*Instructions for the task*
Write out the whole listing, matching it exactly.

[Saved data entries]
● ● ●
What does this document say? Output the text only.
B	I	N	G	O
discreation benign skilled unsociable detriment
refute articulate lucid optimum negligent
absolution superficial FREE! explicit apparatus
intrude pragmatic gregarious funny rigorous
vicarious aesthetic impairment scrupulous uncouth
● ● ●
*Task response*
What does this document say? Output the text only.
B	I	N	G	O
discreation benign skilled unsociable detriment
refute articulate lucid optimum negligent
absolution superficial FREE! explicit apparatus
intrude pragmatic gregarious funny rigorous
vicarious aesthetic impairment scrupulous uncouth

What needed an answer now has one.